Write out all of the entries exactly, please.

━━━ Rows ━━━

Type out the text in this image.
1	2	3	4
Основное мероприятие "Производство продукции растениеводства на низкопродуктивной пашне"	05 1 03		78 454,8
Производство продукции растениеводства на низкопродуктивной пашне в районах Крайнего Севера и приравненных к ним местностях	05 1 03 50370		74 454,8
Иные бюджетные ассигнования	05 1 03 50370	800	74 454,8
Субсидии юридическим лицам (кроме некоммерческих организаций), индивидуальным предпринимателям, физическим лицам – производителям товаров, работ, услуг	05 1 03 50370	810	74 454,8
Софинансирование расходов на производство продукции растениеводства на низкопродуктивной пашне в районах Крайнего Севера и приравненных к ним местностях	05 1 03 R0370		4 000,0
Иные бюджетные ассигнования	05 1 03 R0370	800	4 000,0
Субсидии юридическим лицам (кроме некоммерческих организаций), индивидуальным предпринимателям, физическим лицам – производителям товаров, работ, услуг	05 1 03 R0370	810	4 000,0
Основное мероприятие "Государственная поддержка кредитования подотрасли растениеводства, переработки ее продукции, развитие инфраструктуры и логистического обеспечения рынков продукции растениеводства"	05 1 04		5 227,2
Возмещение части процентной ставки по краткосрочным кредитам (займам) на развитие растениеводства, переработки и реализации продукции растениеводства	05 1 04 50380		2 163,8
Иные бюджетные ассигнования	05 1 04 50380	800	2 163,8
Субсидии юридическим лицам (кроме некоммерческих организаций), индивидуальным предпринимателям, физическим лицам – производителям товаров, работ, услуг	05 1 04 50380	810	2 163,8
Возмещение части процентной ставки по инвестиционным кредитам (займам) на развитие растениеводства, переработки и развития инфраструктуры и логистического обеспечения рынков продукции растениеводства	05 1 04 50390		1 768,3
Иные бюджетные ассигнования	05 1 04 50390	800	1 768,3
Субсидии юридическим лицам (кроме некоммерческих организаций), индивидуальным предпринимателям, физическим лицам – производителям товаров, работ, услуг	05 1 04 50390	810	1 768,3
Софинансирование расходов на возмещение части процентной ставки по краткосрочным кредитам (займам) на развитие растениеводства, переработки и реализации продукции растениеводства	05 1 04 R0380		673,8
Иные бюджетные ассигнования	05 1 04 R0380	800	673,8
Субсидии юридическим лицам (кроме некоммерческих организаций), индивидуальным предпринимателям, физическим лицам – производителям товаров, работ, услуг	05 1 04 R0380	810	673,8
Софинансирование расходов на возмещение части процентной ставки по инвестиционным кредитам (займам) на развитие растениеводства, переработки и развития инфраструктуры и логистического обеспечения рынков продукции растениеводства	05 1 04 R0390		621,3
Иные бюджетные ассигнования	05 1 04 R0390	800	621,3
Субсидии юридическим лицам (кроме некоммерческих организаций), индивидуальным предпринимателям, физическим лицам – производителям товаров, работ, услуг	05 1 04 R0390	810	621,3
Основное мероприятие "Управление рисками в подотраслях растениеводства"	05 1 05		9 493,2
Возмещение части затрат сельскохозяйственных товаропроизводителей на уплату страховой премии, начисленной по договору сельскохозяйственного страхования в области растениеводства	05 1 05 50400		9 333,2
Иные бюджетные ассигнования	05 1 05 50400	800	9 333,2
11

━━━

Result for this task
Type out the text in this image.
1	2	3	4
Основное мероприятие "Производство продукции растениеводства на низкопродуктивной пашне"	05 1 03		78 454,8
Производство продукции растениеводства на низкопродуктивной пашне в районах Крайнего Севера и приравненных к ним местностях	05 1 03 50370		74 454,8
Иные бюджетные ассигнования	05 1 03 50370	800	74 454,8
Субсидии юридическим лицам (кроме некоммерческих организаций), индивидуальным предпринимателям, физическим лицам – производителям товаров, работ, услуг	05 1 03 50370	810	74 454,8
Софинансирование расходов на производство продукции растениеводства на низкопродуктивной пашне в районах Крайнего Севера и приравненных к ним местностях	05 1 03 R0370		4 000,0
Иные бюджетные ассигнования	05 1 03 R0370	800	4 000,0
Субсидии юридическим лицам (кроме некоммерческих организаций), индивидуальным предпринимателям, физическим лицам – производителям товаров, работ, услуг	05 1 03 R0370	810	4 000,0
Основное мероприятие "Государственная поддержка кредитования подотрасли растениеводства, переработки ее продукции, развитие инфраструктуры и логистического обеспечения рынков продукции растениеводства"	05 1 04		5 227,2
Возмещение части процентной ставки по краткосрочным кредитам (займам) на развитие растениеводства, переработки и реализации продукции растениеводства	05 1 04 50380		2 163,8
Иные бюджетные ассигнования	05 1 04 50380	800	2 163,8
Субсидии юридическим лицам (кроме некоммерческих организаций), индивидуальным предпринимателям, физическим лицам – производителям товаров, работ, услуг	05 1 04 50380	810	2 163,8
Возмещение части процентной ставки по инвестиционным кредитам (займам) на развитие растениеводства, переработки и развития инфраструктуры и логистического обеспечения рынков продукции растениеводства	05 1 04 50390		1 768,3
Иные бюджетные ассигнования	05 1 04 50390	800	1 768,3
Субсидии юридическим лицам (кроме некоммерческих организаций), индивидуальным предпринимателям, физическим лицам – производителям товаров, работ, услуг	05 1 04 50390	810	1 768,3
Софинансирование расходов на возмещение части процентной ставки по краткосрочным кредитам (займам) на развитие растениеводства, переработки и реализации продукции растениеводства	05 1 04 R0380		673,8
Иные бюджетные ассигнования	05 1 04 R0380	800	673,8
Субсидии юридическим лицам (кроме некоммерческих организаций), индивидуальным предпринимателям, физическим лицам – производителям товаров, работ, услуг	05 1 04 R0380	810	673,8
Софинансирование расходов на возмещение части процентной ставки по инвестиционным кредитам (займам) на развитие растениеводства, переработки и развития инфраструктуры и логистического обеспечения рынков продукции растениеводства	05 1 04 R0390		621,3
Иные бюджетные ассигнования	05 1 04 R0390	800	621,3
Субсидии юридическим лицам (кроме некоммерческих организаций), индивидуальным предпринимателям, физическим лицам – производителям товаров, работ, услуг	05 1 04 R0390	810	621,3
Основное мероприятие "Управление рисками в подотраслях растениеводства"	05 1 05		9 493,2
Возмещение части затрат сельскохозяйственных товаропроизводителей на уплату страховой премии, начисленной по договору сельскохозяйственного страхования в области растениеводства	05 1 05 50400		9 333,2
Иные бюджетные ассигнования	05 1 05 50400	800	9 333,2
11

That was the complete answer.